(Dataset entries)
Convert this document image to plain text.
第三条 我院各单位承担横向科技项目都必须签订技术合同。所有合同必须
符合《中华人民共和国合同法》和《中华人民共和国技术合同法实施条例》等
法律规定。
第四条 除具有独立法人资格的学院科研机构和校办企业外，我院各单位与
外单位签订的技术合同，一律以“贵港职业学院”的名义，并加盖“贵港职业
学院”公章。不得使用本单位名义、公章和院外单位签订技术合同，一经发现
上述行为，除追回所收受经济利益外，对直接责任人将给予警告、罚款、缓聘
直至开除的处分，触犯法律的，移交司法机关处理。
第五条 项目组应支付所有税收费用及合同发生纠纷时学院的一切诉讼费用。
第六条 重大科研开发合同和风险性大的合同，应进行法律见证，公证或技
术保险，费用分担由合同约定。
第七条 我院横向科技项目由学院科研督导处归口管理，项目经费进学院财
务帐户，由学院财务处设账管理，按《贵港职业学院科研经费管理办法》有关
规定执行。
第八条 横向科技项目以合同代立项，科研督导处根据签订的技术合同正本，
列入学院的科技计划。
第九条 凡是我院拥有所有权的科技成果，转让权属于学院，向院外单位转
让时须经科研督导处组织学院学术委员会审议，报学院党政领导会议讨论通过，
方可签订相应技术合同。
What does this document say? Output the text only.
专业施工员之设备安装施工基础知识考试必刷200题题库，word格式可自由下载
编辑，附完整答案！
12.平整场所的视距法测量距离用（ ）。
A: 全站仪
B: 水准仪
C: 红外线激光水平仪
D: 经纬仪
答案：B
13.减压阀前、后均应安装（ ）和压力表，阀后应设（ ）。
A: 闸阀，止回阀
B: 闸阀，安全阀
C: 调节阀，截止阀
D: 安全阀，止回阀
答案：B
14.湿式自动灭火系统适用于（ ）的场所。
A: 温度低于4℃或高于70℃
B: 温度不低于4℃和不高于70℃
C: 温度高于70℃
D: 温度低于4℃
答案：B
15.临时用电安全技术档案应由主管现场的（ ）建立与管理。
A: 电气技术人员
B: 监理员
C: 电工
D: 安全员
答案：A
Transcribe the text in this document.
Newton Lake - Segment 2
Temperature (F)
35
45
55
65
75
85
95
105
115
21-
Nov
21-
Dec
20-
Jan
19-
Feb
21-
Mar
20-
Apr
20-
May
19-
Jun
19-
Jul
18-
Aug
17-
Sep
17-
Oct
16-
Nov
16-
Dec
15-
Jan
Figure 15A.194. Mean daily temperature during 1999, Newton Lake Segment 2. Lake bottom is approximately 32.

*Work instructions:* Each entry must be reproduced verbatim.

*Exercise response:*
Convert this document image to plain text.
第三条 我院各单位承担横向科技项目都必须签订技术合同。所有合同必须
符合《中华人民共和国合同法》和《中华人民共和国技术合同法实施条例》等
法律规定。
第四条 除具有独立法人资格的学院科研机构和校办企业外，我院各单位与
外单位签订的技术合同，一律以“贵港职业学院”的名义，并加盖“贵港职业
学院”公章。不得使用本单位名义、公章和院外单位签订技术合同，一经发现
上述行为，除追回所收受经济利益外，对直接责任人将给予警告、罚款、缓聘
直至开除的处分，触犯法律的，移交司法机关处理。
第五条 项目组应支付所有税收费用及合同发生纠纷时学院的一切诉讼费用。
第六条 重大科研开发合同和风险性大的合同，应进行法律见证，公证或技
术保险，费用分担由合同约定。
第七条 我院横向科技项目由学院科研督导处归口管理，项目经费进学院财
务帐户，由学院财务处设账管理，按《贵港职业学院科研经费管理办法》有关
规定执行。
第八条 横向科技项目以合同代立项，科研督导处根据签订的技术合同正本，
列入学院的科技计划。
第九条 凡是我院拥有所有权的科技成果，转让权属于学院，向院外单位转
让时须经科研督导处组织学院学术委员会审议，报学院党政领导会议讨论通过，
方可签订相应技术合同。
What does this document say? Output the text only.
专业施工员之设备安装施工基础知识考试必刷200题题库，word格式可自由下载
编辑，附完整答案！
12.平整场所的视距法测量距离用（ ）。
A: 全站仪
B: 水准仪
C: 红外线激光水平仪
D: 经纬仪
答案：B
13.减压阀前、后均应安装（ ）和压力表，阀后应设（ ）。
A: 闸阀，止回阀
B: 闸阀，安全阀
C: 调节阀，截止阀
D: 安全阀，止回阀
答案：B
14.湿式自动灭火系统适用于（ ）的场所。
A: 温度低于4℃或高于70℃
B: 温度不低于4℃和不高于70℃
C: 温度高于70℃
D: 温度低于4℃
答案：B
15.临时用电安全技术档案应由主管现场的（ ）建立与管理。
A: 电气技术人员
B: 监理员
C: 电工
D: 安全员
答案：A
Transcribe the text in this document.
Newton Lake - Segment 2
Temperature (F)
35
45
55
65
75
85
95
105
115
21-
Nov
21-
Dec
20-
Jan
19-
Feb
21-
Mar
20-
Apr
20-
May
19-
Jun
19-
Jul
18-
Aug
17-
Sep
17-
Oct
16-
Nov
16-
Dec
15-
Jan
Figure 15A.194. Mean daily temperature during 1999, Newton Lake Segment 2. Lake bottom is approximately 32.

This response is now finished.